• SET EXERCISE: Skip the pictures. Copy all the rest of the records down exactly.

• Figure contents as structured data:
▼

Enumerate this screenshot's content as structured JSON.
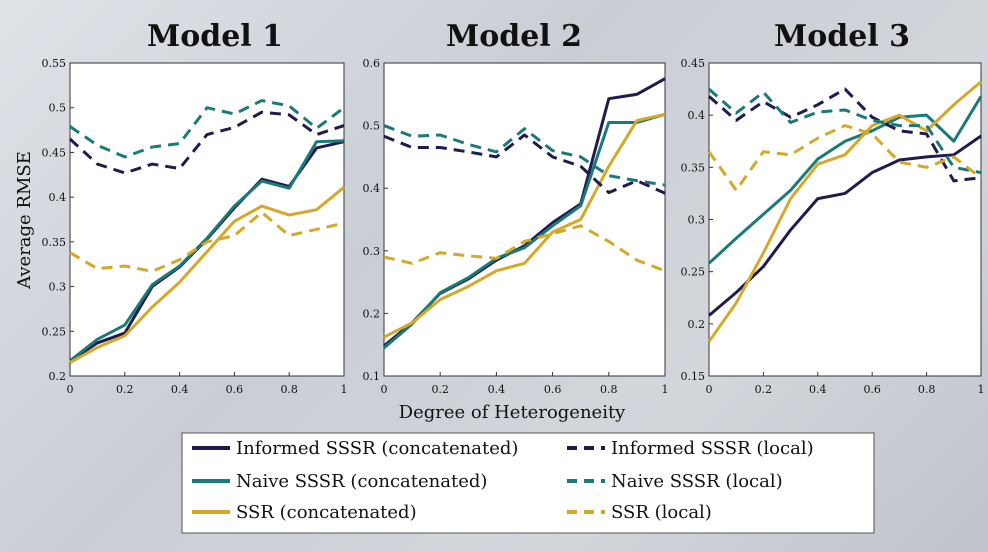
{
  "chart_data": [
    {
      "type": "line",
      "title": "Model 1",
      "xlabel": "",
      "ylabel": "Average RMSE",
      "xlim": [
        0,
        1
      ],
      "ylim": [
        0.2,
        0.55
      ],
      "xticks": [
        "0",
        "0.2",
        "0.4",
        "0.6",
        "0.8",
        "1"
      ],
      "yticks": [
        "0.2",
        "0.25",
        "0.3",
        "0.35",
        "0.4",
        "0.45",
        "0.5",
        "0.55"
      ],
      "x": [
        0,
        0.1,
        0.2,
        0.3,
        0.4,
        0.5,
        0.6,
        0.7,
        0.8,
        0.9,
        1.0
      ],
      "series": [
        {
          "name": "Informed SSSR (concatenated)",
          "values": [
            0.217,
            0.237,
            0.248,
            0.3,
            0.322,
            0.353,
            0.388,
            0.42,
            0.412,
            0.455,
            0.462
          ]
        },
        {
          "name": "Naive SSSR (concatenated)",
          "values": [
            0.217,
            0.241,
            0.257,
            0.302,
            0.323,
            0.354,
            0.39,
            0.418,
            0.41,
            0.462,
            0.463
          ]
        },
        {
          "name": "SSR (concatenated)",
          "values": [
            0.215,
            0.232,
            0.245,
            0.277,
            0.305,
            0.339,
            0.373,
            0.39,
            0.38,
            0.386,
            0.411
          ]
        },
        {
          "name": "Informed SSSR (local)",
          "values": [
            0.465,
            0.437,
            0.427,
            0.437,
            0.432,
            0.47,
            0.478,
            0.495,
            0.492,
            0.47,
            0.48
          ]
        },
        {
          "name": "Naive SSSR (local)",
          "values": [
            0.479,
            0.458,
            0.445,
            0.456,
            0.46,
            0.5,
            0.493,
            0.508,
            0.502,
            0.477,
            0.5
          ]
        },
        {
          "name": "SSR (local)",
          "values": [
            0.338,
            0.32,
            0.323,
            0.317,
            0.33,
            0.35,
            0.357,
            0.383,
            0.357,
            0.364,
            0.371
          ]
        }
      ]
    },
    {
      "type": "line",
      "title": "Model 2",
      "xlabel": "Degree of Heterogeneity",
      "ylabel": "",
      "xlim": [
        0,
        1
      ],
      "ylim": [
        0.1,
        0.6
      ],
      "xticks": [
        "0",
        "0.2",
        "0.4",
        "0.6",
        "0.8",
        "1"
      ],
      "yticks": [
        "0.1",
        "0.2",
        "0.3",
        "0.4",
        "0.5",
        "0.6"
      ],
      "x": [
        0,
        0.1,
        0.2,
        0.3,
        0.4,
        0.5,
        0.6,
        0.7,
        0.8,
        0.9,
        1.0
      ],
      "series": [
        {
          "name": "Informed SSSR (concatenated)",
          "values": [
            0.148,
            0.185,
            0.232,
            0.255,
            0.285,
            0.308,
            0.345,
            0.375,
            0.543,
            0.55,
            0.575
          ]
        },
        {
          "name": "Naive SSSR (concatenated)",
          "values": [
            0.145,
            0.183,
            0.233,
            0.257,
            0.288,
            0.305,
            0.34,
            0.372,
            0.505,
            0.505,
            0.518
          ]
        },
        {
          "name": "SSR (concatenated)",
          "values": [
            0.162,
            0.185,
            0.222,
            0.243,
            0.268,
            0.28,
            0.33,
            0.35,
            0.435,
            0.508,
            0.518
          ]
        },
        {
          "name": "Informed SSSR (local)",
          "values": [
            0.483,
            0.465,
            0.465,
            0.458,
            0.45,
            0.485,
            0.45,
            0.435,
            0.393,
            0.412,
            0.392
          ]
        },
        {
          "name": "Naive SSSR (local)",
          "values": [
            0.5,
            0.483,
            0.485,
            0.47,
            0.458,
            0.495,
            0.46,
            0.45,
            0.42,
            0.412,
            0.405
          ]
        },
        {
          "name": "SSR (local)",
          "values": [
            0.29,
            0.28,
            0.297,
            0.292,
            0.288,
            0.315,
            0.327,
            0.34,
            0.315,
            0.285,
            0.268
          ]
        }
      ]
    },
    {
      "type": "line",
      "title": "Model 3",
      "xlabel": "",
      "ylabel": "",
      "xlim": [
        0,
        1
      ],
      "ylim": [
        0.15,
        0.45
      ],
      "xticks": [
        "0",
        "0.2",
        "0.4",
        "0.6",
        "0.8",
        "1"
      ],
      "yticks": [
        "0.15",
        "0.2",
        "0.25",
        "0.3",
        "0.35",
        "0.4",
        "0.45"
      ],
      "x": [
        0,
        0.1,
        0.2,
        0.3,
        0.4,
        0.5,
        0.6,
        0.7,
        0.8,
        0.9,
        1.0
      ],
      "series": [
        {
          "name": "Informed SSSR (concatenated)",
          "values": [
            0.208,
            0.23,
            0.255,
            0.29,
            0.32,
            0.325,
            0.345,
            0.357,
            0.36,
            0.362,
            0.38
          ]
        },
        {
          "name": "Naive SSSR (concatenated)",
          "values": [
            0.258,
            0.282,
            0.305,
            0.328,
            0.358,
            0.375,
            0.385,
            0.398,
            0.4,
            0.375,
            0.418
          ]
        },
        {
          "name": "SSR (concatenated)",
          "values": [
            0.183,
            0.22,
            0.268,
            0.32,
            0.353,
            0.362,
            0.39,
            0.4,
            0.385,
            0.41,
            0.432
          ]
        },
        {
          "name": "Informed SSSR (local)",
          "values": [
            0.418,
            0.395,
            0.413,
            0.398,
            0.41,
            0.425,
            0.398,
            0.385,
            0.382,
            0.337,
            0.34
          ]
        },
        {
          "name": "Naive SSSR (local)",
          "values": [
            0.425,
            0.402,
            0.422,
            0.393,
            0.403,
            0.405,
            0.395,
            0.39,
            0.39,
            0.35,
            0.345
          ]
        },
        {
          "name": "SSR (local)",
          "values": [
            0.365,
            0.328,
            0.365,
            0.362,
            0.378,
            0.39,
            0.382,
            0.355,
            0.35,
            0.36,
            0.34
          ]
        }
      ]
    }
  ],
  "legend": [
    {
      "label": "Informed SSSR (concatenated)",
      "color": "#1f1b4d",
      "style": "solid"
    },
    {
      "label": "Informed SSSR (local)",
      "color": "#1f1b4d",
      "style": "dashed"
    },
    {
      "label": "Naive SSSR (concatenated)",
      "color": "#1b7a78",
      "style": "solid"
    },
    {
      "label": "Naive SSSR (local)",
      "color": "#1b7a78",
      "style": "dashed"
    },
    {
      "label": "SSR (concatenated)",
      "color": "#d4a829",
      "style": "solid"
    },
    {
      "label": "SSR (local)",
      "color": "#d4a829",
      "style": "dashed"
    }
  ],
  "colors": {
    "informed": "#1f1b4d",
    "naive": "#1b7a78",
    "ssr": "#d4a829"
  }
}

▲

• WRITTEN ANSWER:
Enumerate this screenshot's content as structured JSON.
{
  "chart_data": [
    {
      "type": "line",
      "title": "Model 1",
      "xlabel": "",
      "ylabel": "Average RMSE",
      "xlim": [
        0,
        1
      ],
      "ylim": [
        0.2,
        0.55
      ],
      "xticks": [
        "0",
        "0.2",
        "0.4",
        "0.6",
        "0.8",
        "1"
      ],
      "yticks": [
        "0.2",
        "0.25",
        "0.3",
        "0.35",
        "0.4",
        "0.45",
        "0.5",
        "0.55"
      ],
      "x": [
        0,
        0.1,
        0.2,
        0.3,
        0.4,
        0.5,
        0.6,
        0.7,
        0.8,
        0.9,
        1.0
      ],
      "series": [
        {
          "name": "Informed SSSR (concatenated)",
          "values": [
            0.217,
            0.237,
            0.248,
            0.3,
            0.322,
            0.353,
            0.388,
            0.42,
            0.412,
            0.455,
            0.462
          ]
        },
        {
          "name": "Naive SSSR (concatenated)",
          "values": [
            0.217,
            0.241,
            0.257,
            0.302,
            0.323,
            0.354,
            0.39,
            0.418,
            0.41,
            0.462,
            0.463
          ]
        },
        {
          "name": "SSR (concatenated)",
          "values": [
            0.215,
            0.232,
            0.245,
            0.277,
            0.305,
            0.339,
            0.373,
            0.39,
            0.38,
            0.386,
            0.411
          ]
        },
        {
          "name": "Informed SSSR (local)",
          "values": [
            0.465,
            0.437,
            0.427,
            0.437,
            0.432,
            0.47,
            0.478,
            0.495,
            0.492,
            0.47,
            0.48
          ]
        },
        {
          "name": "Naive SSSR (local)",
          "values": [
            0.479,
            0.458,
            0.445,
            0.456,
            0.46,
            0.5,
            0.493,
            0.508,
            0.502,
            0.477,
            0.5
          ]
        },
        {
          "name": "SSR (local)",
          "values": [
            0.338,
            0.32,
            0.323,
            0.317,
            0.33,
            0.35,
            0.357,
            0.383,
            0.357,
            0.364,
            0.371
          ]
        }
      ]
    },
    {
      "type": "line",
      "title": "Model 2",
      "xlabel": "Degree of Heterogeneity",
      "ylabel": "",
      "xlim": [
        0,
        1
      ],
      "ylim": [
        0.1,
        0.6
      ],
      "xticks": [
        "0",
        "0.2",
        "0.4",
        "0.6",
        "0.8",
        "1"
      ],
      "yticks": [
        "0.1",
        "0.2",
        "0.3",
        "0.4",
        "0.5",
        "0.6"
      ],
      "x": [
        0,
        0.1,
        0.2,
        0.3,
        0.4,
        0.5,
        0.6,
        0.7,
        0.8,
        0.9,
        1.0
      ],
      "series": [
        {
          "name": "Informed SSSR (concatenated)",
          "values": [
            0.148,
            0.185,
            0.232,
            0.255,
            0.285,
            0.308,
            0.345,
            0.375,
            0.543,
            0.55,
            0.575
          ]
        },
        {
          "name": "Naive SSSR (concatenated)",
          "values": [
            0.145,
            0.183,
            0.233,
            0.257,
            0.288,
            0.305,
            0.34,
            0.372,
            0.505,
            0.505,
            0.518
          ]
        },
        {
          "name": "SSR (concatenated)",
          "values": [
            0.162,
            0.185,
            0.222,
            0.243,
            0.268,
            0.28,
            0.33,
            0.35,
            0.435,
            0.508,
            0.518
          ]
        },
        {
          "name": "Informed SSSR (local)",
          "values": [
            0.483,
            0.465,
            0.465,
            0.458,
            0.45,
            0.485,
            0.45,
            0.435,
            0.393,
            0.412,
            0.392
          ]
        },
        {
          "name": "Naive SSSR (local)",
          "values": [
            0.5,
            0.483,
            0.485,
            0.47,
            0.458,
            0.495,
            0.46,
            0.45,
            0.42,
            0.412,
            0.405
          ]
        },
        {
          "name": "SSR (local)",
          "values": [
            0.29,
            0.28,
            0.297,
            0.292,
            0.288,
            0.315,
            0.327,
            0.34,
            0.315,
            0.285,
            0.268
          ]
        }
      ]
    },
    {
      "type": "line",
      "title": "Model 3",
      "xlabel": "",
      "ylabel": "",
      "xlim": [
        0,
        1
      ],
      "ylim": [
        0.15,
        0.45
      ],
      "xticks": [
        "0",
        "0.2",
        "0.4",
        "0.6",
        "0.8",
        "1"
      ],
      "yticks": [
        "0.15",
        "0.2",
        "0.25",
        "0.3",
        "0.35",
        "0.4",
        "0.45"
      ],
      "x": [
        0,
        0.1,
        0.2,
        0.3,
        0.4,
        0.5,
        0.6,
        0.7,
        0.8,
        0.9,
        1.0
      ],
      "series": [
        {
          "name": "Informed SSSR (concatenated)",
          "values": [
            0.208,
            0.23,
            0.255,
            0.29,
            0.32,
            0.325,
            0.345,
            0.357,
            0.36,
            0.362,
            0.38
          ]
        },
        {
          "name": "Naive SSSR (concatenated)",
          "values": [
            0.258,
            0.282,
            0.305,
            0.328,
            0.358,
            0.375,
            0.385,
            0.398,
            0.4,
            0.375,
            0.418
          ]
        },
        {
          "name": "SSR (concatenated)",
          "values": [
            0.183,
            0.22,
            0.268,
            0.32,
            0.353,
            0.362,
            0.39,
            0.4,
            0.385,
            0.41,
            0.432
          ]
        },
        {
          "name": "Informed SSSR (local)",
          "values": [
            0.418,
            0.395,
            0.413,
            0.398,
            0.41,
            0.425,
            0.398,
            0.385,
            0.382,
            0.337,
            0.34
          ]
        },
        {
          "name": "Naive SSSR (local)",
          "values": [
            0.425,
            0.402,
            0.422,
            0.393,
            0.403,
            0.405,
            0.395,
            0.39,
            0.39,
            0.35,
            0.345
          ]
        },
        {
          "name": "SSR (local)",
          "values": [
            0.365,
            0.328,
            0.365,
            0.362,
            0.378,
            0.39,
            0.382,
            0.355,
            0.35,
            0.36,
            0.34
          ]
        }
      ]
    }
  ],
  "legend": [
    {
      "label": "Informed SSSR (concatenated)",
      "color": "#1f1b4d",
      "style": "solid"
    },
    {
      "label": "Informed SSSR (local)",
      "color": "#1f1b4d",
      "style": "dashed"
    },
    {
      "label": "Naive SSSR (concatenated)",
      "color": "#1b7a78",
      "style": "solid"
    },
    {
      "label": "Naive SSSR (local)",
      "color": "#1b7a78",
      "style": "dashed"
    },
    {
      "label": "SSR (concatenated)",
      "color": "#d4a829",
      "style": "solid"
    },
    {
      "label": "SSR (local)",
      "color": "#d4a829",
      "style": "dashed"
    }
  ],
  "colors": {
    "informed": "#1f1b4d",
    "naive": "#1b7a78",
    "ssr": "#d4a829"
  }
}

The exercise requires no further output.